━━━━━ Records provided ━━━━━

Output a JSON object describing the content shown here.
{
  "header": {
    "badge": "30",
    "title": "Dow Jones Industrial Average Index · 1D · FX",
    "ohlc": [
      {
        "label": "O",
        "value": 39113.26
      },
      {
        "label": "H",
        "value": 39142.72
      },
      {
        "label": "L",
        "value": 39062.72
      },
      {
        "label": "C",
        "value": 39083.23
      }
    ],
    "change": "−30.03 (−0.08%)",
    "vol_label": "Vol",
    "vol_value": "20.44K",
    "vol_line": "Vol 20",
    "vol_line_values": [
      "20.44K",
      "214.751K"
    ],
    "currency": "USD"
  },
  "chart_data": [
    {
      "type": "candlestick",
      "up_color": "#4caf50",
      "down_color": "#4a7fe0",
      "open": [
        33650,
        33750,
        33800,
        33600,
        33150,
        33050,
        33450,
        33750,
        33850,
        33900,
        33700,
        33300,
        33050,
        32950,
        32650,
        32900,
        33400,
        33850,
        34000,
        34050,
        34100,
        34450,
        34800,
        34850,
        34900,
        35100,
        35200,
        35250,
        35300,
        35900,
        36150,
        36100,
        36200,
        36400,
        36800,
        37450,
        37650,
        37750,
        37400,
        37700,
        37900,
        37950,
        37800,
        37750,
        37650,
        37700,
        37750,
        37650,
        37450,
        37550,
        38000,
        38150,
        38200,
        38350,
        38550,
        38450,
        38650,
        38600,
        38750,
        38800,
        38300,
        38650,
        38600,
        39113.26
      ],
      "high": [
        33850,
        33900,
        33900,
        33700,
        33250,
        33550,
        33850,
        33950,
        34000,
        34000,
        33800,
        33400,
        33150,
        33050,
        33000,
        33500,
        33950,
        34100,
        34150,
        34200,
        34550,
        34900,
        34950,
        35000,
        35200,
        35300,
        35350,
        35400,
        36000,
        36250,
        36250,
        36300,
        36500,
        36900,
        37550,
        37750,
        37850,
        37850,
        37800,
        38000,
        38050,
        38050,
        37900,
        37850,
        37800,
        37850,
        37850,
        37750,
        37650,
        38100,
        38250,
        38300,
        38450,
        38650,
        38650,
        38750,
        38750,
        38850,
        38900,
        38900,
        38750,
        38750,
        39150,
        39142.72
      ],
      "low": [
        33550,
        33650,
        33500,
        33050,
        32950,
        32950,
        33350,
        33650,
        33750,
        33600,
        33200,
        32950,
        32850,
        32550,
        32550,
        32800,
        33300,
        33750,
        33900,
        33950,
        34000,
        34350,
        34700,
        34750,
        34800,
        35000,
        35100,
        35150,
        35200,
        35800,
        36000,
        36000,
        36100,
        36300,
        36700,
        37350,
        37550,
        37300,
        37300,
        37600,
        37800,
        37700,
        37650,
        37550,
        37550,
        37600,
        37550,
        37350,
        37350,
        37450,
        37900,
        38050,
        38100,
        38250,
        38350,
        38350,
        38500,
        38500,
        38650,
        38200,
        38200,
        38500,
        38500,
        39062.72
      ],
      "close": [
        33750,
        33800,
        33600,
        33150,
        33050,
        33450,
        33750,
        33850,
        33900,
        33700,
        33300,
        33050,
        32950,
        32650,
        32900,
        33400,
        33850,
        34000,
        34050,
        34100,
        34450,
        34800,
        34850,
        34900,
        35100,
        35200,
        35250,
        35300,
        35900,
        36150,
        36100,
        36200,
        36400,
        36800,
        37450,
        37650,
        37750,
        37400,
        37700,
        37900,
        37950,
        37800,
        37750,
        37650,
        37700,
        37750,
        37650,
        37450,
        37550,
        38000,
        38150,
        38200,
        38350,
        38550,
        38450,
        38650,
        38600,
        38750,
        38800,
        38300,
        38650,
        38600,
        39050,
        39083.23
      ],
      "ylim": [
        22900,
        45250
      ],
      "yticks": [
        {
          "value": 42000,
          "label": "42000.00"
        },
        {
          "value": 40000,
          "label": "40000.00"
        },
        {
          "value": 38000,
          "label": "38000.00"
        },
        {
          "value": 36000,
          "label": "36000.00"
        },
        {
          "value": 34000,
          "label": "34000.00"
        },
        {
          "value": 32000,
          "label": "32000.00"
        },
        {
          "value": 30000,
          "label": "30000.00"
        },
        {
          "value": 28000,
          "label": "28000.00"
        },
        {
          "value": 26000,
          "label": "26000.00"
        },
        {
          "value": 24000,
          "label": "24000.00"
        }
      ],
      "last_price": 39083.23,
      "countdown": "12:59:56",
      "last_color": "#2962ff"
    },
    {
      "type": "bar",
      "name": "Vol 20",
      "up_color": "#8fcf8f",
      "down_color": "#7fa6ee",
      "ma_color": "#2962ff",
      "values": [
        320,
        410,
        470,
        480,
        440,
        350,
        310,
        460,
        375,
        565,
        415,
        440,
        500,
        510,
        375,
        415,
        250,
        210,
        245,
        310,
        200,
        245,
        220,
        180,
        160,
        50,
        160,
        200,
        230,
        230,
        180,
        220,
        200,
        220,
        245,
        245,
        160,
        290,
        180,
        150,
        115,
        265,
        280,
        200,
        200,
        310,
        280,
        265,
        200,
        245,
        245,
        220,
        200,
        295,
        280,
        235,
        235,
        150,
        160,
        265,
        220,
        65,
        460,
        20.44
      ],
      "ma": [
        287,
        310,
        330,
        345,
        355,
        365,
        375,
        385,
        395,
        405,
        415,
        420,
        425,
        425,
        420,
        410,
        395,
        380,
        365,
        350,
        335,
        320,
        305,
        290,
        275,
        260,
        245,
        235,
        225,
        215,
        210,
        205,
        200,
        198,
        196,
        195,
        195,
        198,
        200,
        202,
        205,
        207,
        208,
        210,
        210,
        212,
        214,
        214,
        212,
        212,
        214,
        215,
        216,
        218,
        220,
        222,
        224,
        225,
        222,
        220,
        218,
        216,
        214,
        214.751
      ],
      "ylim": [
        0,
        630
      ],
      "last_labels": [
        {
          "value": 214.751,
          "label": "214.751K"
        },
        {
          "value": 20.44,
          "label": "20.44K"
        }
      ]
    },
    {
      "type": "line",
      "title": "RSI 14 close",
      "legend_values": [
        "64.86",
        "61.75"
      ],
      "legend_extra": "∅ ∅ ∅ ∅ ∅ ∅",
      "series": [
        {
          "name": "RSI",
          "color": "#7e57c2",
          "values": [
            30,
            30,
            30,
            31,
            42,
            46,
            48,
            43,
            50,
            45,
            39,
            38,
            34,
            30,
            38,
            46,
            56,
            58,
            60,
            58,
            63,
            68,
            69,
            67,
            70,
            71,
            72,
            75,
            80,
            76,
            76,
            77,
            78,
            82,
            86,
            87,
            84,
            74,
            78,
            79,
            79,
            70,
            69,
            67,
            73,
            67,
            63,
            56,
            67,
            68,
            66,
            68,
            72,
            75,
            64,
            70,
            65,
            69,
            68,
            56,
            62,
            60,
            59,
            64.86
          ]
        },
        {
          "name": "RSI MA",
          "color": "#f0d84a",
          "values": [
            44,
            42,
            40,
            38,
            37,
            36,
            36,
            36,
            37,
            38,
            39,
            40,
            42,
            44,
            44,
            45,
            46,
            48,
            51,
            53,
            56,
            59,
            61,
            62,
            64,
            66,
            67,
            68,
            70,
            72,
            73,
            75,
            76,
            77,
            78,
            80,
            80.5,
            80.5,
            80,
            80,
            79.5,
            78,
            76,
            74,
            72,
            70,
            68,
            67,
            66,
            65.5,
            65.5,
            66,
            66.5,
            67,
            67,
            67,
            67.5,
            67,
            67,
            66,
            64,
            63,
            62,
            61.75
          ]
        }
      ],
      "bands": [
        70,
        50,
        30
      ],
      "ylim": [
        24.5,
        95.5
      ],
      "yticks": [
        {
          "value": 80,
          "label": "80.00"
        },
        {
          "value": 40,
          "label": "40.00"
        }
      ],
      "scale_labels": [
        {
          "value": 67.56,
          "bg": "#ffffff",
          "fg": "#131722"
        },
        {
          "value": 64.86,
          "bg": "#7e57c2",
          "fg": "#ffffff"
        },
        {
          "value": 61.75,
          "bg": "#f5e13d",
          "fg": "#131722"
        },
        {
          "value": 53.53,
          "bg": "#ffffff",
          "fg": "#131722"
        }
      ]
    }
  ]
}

━━━━━

(Given problem)
Look through the material above and pick out each line holding the word "type".

(Exercise response)
      "type": "candlestick",
      "type": "bar",
      "type": "line",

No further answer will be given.